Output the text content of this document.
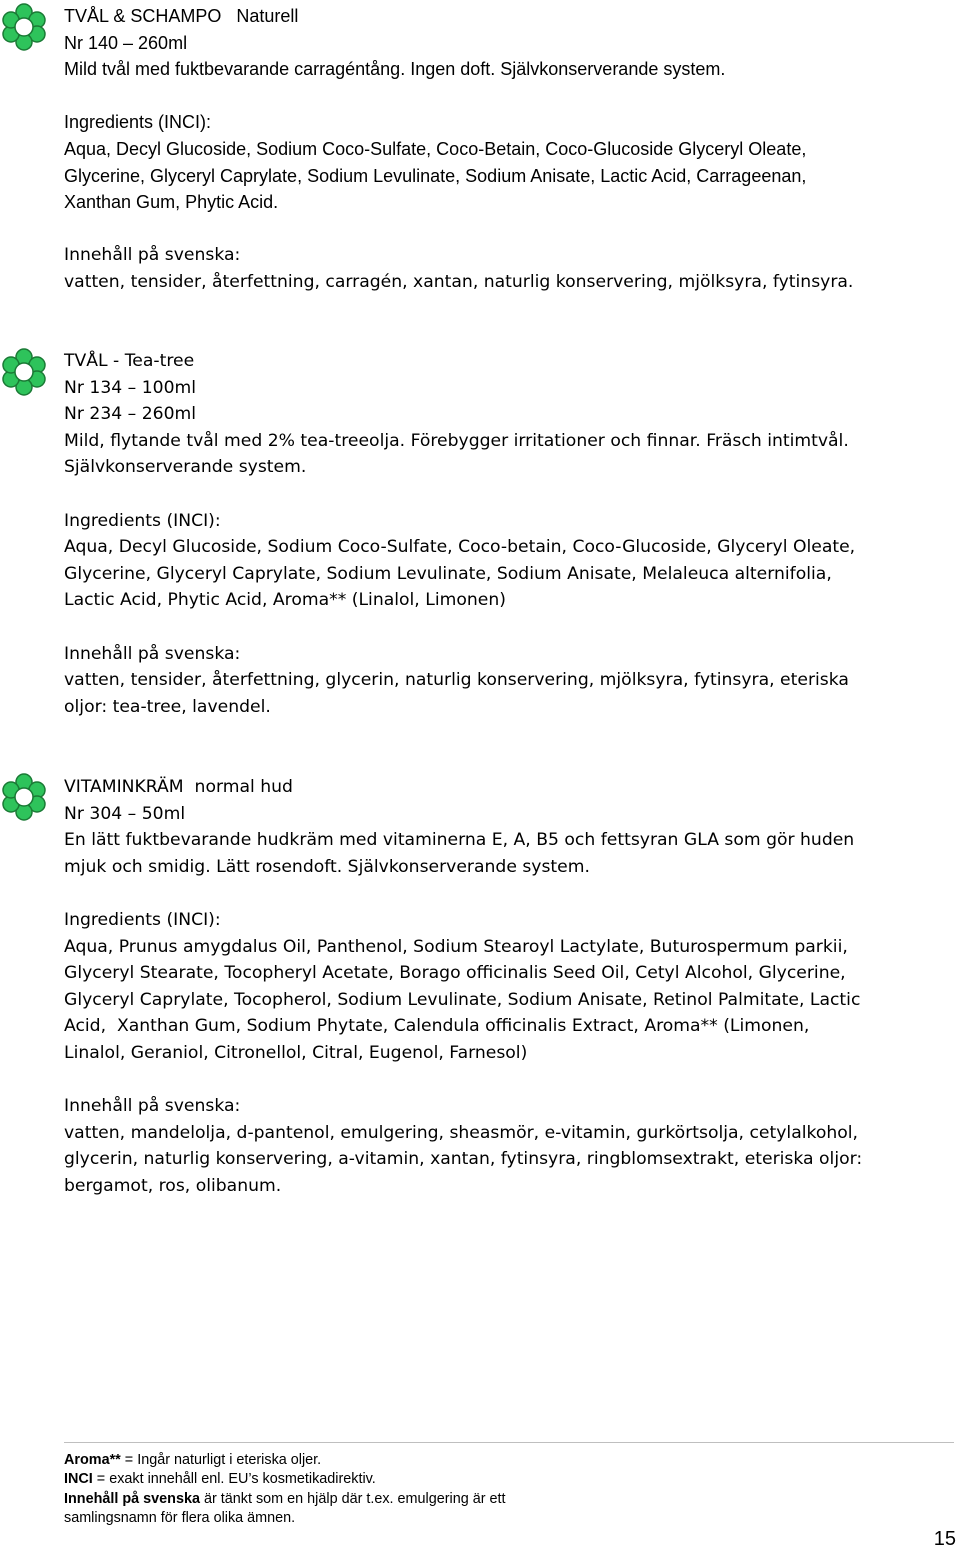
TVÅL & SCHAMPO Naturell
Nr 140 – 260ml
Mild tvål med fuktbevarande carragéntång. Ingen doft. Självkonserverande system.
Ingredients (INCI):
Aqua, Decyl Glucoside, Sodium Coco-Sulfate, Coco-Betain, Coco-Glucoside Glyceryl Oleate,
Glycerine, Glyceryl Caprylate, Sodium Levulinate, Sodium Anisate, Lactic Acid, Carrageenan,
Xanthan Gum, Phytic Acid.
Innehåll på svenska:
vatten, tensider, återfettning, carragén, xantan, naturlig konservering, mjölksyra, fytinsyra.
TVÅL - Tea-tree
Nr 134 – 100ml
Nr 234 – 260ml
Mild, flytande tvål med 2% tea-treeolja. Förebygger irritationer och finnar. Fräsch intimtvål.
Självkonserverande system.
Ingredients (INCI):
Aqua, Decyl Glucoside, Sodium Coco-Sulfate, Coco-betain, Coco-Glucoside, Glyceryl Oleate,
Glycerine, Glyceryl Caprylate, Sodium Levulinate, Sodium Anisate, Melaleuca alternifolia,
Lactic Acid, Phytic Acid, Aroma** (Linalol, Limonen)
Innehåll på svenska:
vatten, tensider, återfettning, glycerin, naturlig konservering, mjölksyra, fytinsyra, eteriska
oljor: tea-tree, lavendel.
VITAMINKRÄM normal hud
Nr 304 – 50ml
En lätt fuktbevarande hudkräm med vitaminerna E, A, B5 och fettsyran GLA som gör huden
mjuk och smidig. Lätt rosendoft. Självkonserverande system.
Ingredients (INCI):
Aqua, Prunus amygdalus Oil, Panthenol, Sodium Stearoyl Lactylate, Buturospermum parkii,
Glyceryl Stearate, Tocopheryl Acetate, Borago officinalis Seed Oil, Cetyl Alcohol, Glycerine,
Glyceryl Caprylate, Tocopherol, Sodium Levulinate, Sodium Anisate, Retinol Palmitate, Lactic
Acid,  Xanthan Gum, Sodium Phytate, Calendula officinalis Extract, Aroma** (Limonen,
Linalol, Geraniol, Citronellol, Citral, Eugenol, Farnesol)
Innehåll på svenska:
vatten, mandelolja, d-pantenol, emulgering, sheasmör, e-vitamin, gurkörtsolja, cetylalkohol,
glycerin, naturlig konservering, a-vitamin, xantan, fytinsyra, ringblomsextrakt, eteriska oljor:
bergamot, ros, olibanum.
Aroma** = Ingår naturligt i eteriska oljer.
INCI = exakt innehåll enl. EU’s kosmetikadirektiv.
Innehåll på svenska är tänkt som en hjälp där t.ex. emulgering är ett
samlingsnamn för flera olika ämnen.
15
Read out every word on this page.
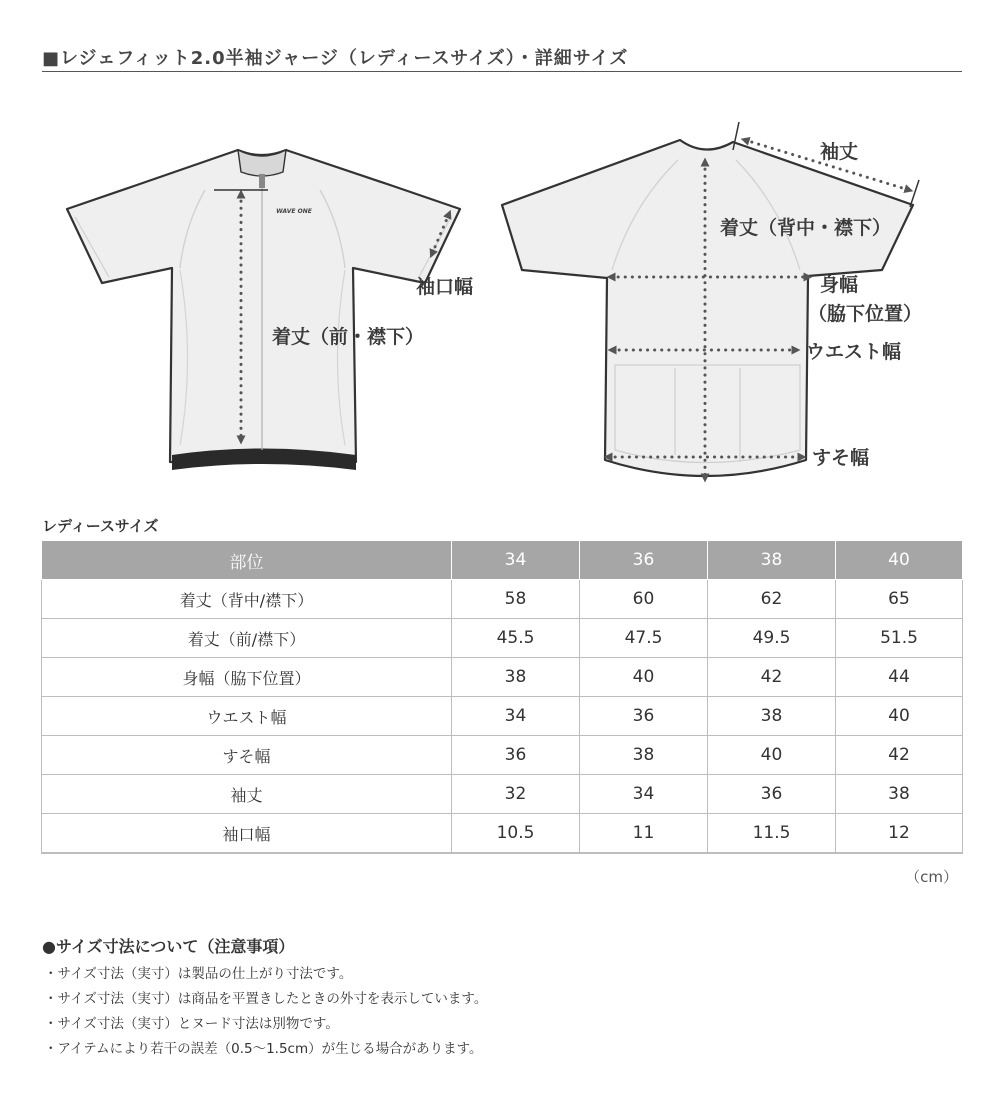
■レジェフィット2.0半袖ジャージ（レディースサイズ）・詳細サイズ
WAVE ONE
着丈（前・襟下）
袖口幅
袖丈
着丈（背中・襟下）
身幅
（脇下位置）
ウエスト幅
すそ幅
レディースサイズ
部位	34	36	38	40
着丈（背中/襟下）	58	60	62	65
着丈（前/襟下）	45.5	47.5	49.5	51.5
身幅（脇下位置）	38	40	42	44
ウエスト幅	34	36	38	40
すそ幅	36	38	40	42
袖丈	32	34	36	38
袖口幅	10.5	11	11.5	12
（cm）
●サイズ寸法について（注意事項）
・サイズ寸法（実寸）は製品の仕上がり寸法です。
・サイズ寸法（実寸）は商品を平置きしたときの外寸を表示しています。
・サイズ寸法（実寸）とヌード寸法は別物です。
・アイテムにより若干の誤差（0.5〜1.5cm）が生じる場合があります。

## What you are asked to do
Where a line above contains the word "officinalis", copy that line.

## Answer to the problem
Glyceryl Stearate, Tocopheryl Acetate, Borago officinalis Seed Oil, Cetyl Alcohol, Glycerine,
Acid,  Xanthan Gum, Sodium Phytate, Calendula officinalis Extract, Aroma** (Limonen,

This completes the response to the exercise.